Update the listing, starting at its first line and ending at the line that contains "780, 1224, 834]", by replacing "colorbar" with "scalebar" throughout. Write out those lines again with everything else unchanged.

------ Materials provided ------

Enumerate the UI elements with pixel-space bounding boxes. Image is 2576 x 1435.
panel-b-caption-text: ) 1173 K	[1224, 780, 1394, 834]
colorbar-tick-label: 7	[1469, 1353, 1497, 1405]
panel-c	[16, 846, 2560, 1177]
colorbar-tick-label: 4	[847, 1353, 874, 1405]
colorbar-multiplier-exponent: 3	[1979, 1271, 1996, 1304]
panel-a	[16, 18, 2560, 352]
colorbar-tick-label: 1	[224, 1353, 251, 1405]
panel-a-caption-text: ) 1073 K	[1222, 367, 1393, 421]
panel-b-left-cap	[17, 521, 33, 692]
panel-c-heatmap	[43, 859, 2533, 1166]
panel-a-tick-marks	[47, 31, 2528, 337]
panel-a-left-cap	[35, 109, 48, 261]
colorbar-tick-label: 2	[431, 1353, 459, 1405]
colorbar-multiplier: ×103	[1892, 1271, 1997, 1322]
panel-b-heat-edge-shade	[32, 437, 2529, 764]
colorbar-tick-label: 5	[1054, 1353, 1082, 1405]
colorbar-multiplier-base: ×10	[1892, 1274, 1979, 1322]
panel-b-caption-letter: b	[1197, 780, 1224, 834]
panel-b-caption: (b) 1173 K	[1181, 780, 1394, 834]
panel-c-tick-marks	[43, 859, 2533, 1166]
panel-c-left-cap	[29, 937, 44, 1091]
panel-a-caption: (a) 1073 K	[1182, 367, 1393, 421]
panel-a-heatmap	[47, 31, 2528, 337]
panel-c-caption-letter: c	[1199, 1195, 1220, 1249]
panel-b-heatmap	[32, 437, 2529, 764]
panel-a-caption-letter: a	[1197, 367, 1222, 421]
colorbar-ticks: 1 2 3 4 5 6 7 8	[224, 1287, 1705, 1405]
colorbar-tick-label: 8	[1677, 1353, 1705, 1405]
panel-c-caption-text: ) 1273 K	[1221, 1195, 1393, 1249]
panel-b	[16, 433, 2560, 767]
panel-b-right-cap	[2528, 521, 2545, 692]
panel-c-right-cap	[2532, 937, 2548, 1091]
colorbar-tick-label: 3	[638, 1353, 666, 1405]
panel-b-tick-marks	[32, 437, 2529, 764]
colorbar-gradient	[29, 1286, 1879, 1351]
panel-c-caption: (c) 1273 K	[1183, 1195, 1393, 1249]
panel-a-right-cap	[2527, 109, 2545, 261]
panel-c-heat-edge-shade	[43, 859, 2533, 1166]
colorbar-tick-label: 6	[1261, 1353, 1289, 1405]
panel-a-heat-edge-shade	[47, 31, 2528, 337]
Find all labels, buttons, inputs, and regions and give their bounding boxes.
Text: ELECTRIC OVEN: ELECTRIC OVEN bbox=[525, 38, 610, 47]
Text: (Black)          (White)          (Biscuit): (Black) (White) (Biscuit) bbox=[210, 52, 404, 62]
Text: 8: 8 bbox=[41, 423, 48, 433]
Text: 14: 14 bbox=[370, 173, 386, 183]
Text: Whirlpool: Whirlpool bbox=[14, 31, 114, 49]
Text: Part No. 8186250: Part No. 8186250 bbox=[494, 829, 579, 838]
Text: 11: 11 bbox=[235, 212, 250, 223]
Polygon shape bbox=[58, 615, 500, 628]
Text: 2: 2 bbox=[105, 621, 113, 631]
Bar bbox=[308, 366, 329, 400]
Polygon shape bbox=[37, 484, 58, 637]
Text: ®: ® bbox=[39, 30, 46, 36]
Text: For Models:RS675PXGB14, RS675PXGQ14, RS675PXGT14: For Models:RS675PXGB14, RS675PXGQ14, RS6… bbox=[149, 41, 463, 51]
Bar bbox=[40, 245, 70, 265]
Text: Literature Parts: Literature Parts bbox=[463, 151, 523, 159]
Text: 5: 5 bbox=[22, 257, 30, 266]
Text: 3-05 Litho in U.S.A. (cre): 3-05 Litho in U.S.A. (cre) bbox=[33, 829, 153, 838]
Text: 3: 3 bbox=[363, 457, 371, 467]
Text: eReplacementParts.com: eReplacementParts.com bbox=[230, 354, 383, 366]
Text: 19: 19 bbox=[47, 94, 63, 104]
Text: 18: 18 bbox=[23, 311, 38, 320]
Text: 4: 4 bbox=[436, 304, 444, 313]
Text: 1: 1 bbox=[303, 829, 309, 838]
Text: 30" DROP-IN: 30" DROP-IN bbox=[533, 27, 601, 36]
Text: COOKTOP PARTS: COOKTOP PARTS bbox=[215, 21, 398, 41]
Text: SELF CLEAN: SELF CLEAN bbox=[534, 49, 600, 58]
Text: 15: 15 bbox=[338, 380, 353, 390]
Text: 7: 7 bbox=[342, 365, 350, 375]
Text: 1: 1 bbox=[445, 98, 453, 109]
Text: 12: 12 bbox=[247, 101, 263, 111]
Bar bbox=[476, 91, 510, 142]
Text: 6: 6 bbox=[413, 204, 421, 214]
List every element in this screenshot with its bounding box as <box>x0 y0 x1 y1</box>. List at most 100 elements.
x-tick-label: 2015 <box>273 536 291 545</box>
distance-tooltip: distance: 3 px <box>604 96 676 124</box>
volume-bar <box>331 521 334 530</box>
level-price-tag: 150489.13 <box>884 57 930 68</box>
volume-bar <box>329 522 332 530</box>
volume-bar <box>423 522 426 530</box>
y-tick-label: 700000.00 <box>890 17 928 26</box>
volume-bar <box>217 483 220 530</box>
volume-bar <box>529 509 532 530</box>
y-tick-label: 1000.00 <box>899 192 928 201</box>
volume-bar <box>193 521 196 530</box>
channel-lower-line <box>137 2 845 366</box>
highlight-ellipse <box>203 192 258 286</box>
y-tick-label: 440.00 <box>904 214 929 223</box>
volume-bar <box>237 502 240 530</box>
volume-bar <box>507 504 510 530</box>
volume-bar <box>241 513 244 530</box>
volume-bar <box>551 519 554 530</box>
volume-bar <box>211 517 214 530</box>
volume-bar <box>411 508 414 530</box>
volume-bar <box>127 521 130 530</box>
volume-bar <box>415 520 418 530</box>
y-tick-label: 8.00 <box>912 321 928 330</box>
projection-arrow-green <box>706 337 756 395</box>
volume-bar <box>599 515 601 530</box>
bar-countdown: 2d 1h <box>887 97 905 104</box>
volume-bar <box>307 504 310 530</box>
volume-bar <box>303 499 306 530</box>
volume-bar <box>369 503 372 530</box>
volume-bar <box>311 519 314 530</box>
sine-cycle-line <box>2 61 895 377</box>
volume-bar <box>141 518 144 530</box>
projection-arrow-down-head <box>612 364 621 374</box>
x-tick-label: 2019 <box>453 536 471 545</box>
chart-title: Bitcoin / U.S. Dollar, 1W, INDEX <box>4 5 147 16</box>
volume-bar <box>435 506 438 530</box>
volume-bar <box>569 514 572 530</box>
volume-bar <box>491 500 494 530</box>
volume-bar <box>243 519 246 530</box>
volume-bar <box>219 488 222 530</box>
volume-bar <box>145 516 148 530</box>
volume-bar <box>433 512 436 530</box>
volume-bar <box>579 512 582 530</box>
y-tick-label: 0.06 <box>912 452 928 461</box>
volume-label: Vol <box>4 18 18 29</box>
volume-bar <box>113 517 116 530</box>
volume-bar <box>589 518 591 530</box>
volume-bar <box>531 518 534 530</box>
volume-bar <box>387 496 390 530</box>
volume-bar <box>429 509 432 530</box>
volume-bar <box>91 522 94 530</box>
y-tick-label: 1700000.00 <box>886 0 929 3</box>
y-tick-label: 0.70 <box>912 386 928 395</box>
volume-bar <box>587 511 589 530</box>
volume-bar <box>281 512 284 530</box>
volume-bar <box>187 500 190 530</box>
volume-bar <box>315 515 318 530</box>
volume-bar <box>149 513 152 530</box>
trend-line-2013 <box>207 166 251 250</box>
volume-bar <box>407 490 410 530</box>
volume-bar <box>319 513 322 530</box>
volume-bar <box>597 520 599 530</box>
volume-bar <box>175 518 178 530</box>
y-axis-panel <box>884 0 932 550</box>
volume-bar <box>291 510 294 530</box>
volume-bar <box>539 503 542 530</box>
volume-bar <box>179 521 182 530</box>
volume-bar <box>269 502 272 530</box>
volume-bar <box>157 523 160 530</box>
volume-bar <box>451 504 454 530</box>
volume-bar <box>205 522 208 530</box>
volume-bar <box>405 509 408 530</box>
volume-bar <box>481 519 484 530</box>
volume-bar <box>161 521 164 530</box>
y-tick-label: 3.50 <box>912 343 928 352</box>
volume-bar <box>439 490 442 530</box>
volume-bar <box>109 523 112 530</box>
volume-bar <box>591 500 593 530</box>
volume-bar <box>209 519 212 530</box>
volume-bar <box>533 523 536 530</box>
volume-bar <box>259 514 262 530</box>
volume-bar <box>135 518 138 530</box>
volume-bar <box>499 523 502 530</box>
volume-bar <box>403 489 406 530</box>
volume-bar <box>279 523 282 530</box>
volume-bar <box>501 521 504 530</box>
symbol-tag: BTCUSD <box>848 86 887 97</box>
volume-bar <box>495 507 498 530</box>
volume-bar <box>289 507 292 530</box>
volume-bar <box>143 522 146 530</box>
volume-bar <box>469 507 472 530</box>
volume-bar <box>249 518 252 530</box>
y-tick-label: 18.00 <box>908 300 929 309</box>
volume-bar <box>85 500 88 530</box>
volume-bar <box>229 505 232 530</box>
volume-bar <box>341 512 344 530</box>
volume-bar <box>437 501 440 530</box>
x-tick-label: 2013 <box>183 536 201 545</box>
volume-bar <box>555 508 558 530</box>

------

→ Complete answer:
Enumerate the UI elements with pixel-space bounding boxes. Image is 2576 x 1435.
panel-b-caption-text: ) 1173 K	[1224, 780, 1394, 834]
scalebar-tick-label: 7	[1469, 1353, 1497, 1405]
panel-c	[16, 846, 2560, 1177]
scalebar-tick-label: 4	[847, 1353, 874, 1405]
scalebar-multiplier-exponent: 3	[1979, 1271, 1996, 1304]
panel-a	[16, 18, 2560, 352]
scalebar-tick-label: 1	[224, 1353, 251, 1405]
panel-a-caption-text: ) 1073 K	[1222, 367, 1393, 421]
panel-b-left-cap	[17, 521, 33, 692]
panel-c-heatmap	[43, 859, 2533, 1166]
panel-a-tick-marks	[47, 31, 2528, 337]
panel-a-left-cap	[35, 109, 48, 261]
scalebar-tick-label: 2	[431, 1353, 459, 1405]
scalebar-multiplier: ×103	[1892, 1271, 1997, 1322]
panel-b-heat-edge-shade	[32, 437, 2529, 764]
scalebar-tick-label: 5	[1054, 1353, 1082, 1405]
scalebar-multiplier-base: ×10	[1892, 1274, 1979, 1322]
panel-b-caption-letter: b	[1197, 780, 1224, 834]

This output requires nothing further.